Collected data
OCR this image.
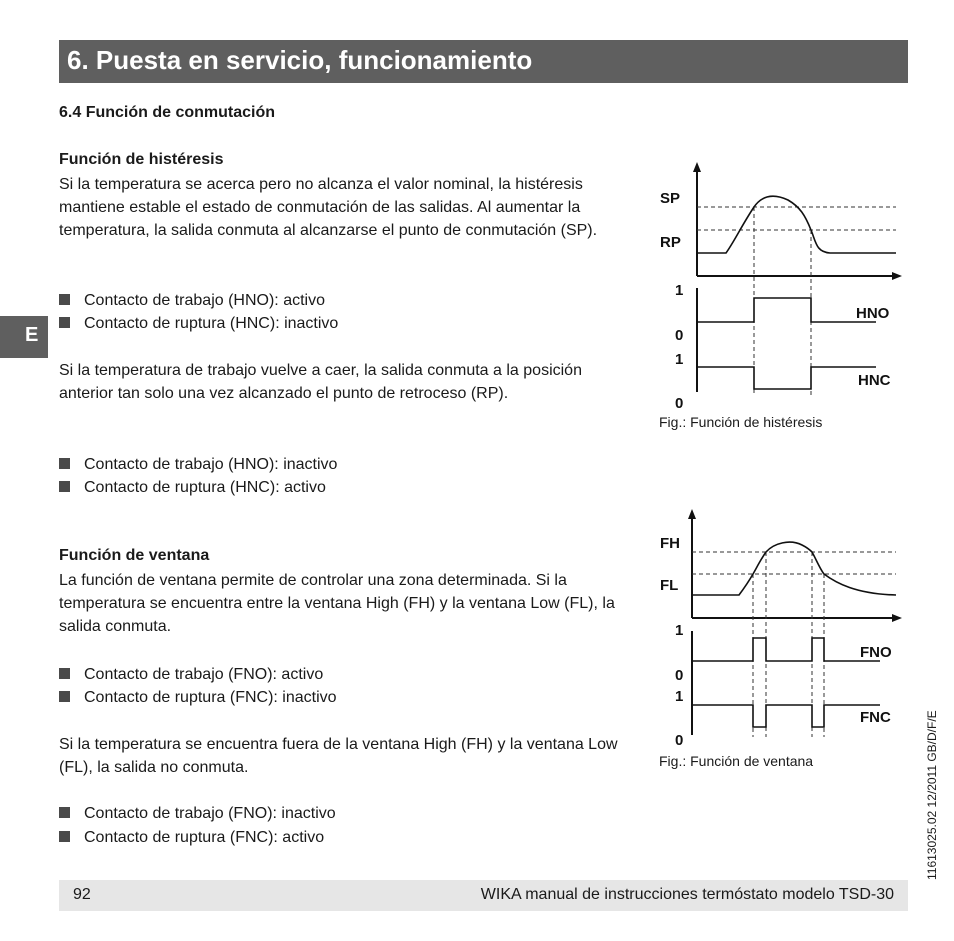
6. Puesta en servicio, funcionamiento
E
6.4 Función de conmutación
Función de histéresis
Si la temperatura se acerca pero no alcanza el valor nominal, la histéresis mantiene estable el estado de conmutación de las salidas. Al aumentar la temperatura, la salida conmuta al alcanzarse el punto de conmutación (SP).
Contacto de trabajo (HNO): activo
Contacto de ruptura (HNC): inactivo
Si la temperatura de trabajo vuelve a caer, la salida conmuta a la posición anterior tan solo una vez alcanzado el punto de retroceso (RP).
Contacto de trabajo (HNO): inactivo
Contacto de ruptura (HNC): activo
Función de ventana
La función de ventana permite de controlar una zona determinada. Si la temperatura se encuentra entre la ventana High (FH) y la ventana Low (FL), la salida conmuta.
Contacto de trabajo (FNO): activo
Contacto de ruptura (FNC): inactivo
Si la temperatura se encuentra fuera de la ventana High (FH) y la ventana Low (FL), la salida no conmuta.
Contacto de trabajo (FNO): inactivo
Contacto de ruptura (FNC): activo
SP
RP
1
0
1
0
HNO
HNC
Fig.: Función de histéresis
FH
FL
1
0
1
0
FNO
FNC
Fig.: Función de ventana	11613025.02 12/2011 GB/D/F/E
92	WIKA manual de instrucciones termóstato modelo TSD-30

__Requirement__.
All the lines above are to be reproduced exactly, except the pictures.

__Result of the task__.
OCR this image.
6. Puesta en servicio, funcionamiento
E
6.4 Función de conmutación
Función de histéresis
Si la temperatura se acerca pero no alcanza el valor nominal, la histéresis mantiene estable el estado de conmutación de las salidas. Al aumentar la temperatura, la salida conmuta al alcanzarse el punto de conmutación (SP).
Contacto de trabajo (HNO): activo
Contacto de ruptura (HNC): inactivo
Si la temperatura de trabajo vuelve a caer, la salida conmuta a la posición anterior tan solo una vez alcanzado el punto de retroceso (RP).
Contacto de trabajo (HNO): inactivo
Contacto de ruptura (HNC): activo
Función de ventana
La función de ventana permite de controlar una zona determinada. Si la temperatura se encuentra entre la ventana High (FH) y la ventana Low (FL), la salida conmuta.
Contacto de trabajo (FNO): activo
Contacto de ruptura (FNC): inactivo
Si la temperatura se encuentra fuera de la ventana High (FH) y la ventana Low (FL), la salida no conmuta.
Contacto de trabajo (FNO): inactivo
Contacto de ruptura (FNC): activo
SP
RP
1
0
1
0
HNO
HNC
Fig.: Función de histéresis
FH
FL
1
0
1
0
FNO
FNC
Fig.: Función de ventana	11613025.02 12/2011 GB/D/F/E
92	WIKA manual de instrucciones termóstato modelo TSD-30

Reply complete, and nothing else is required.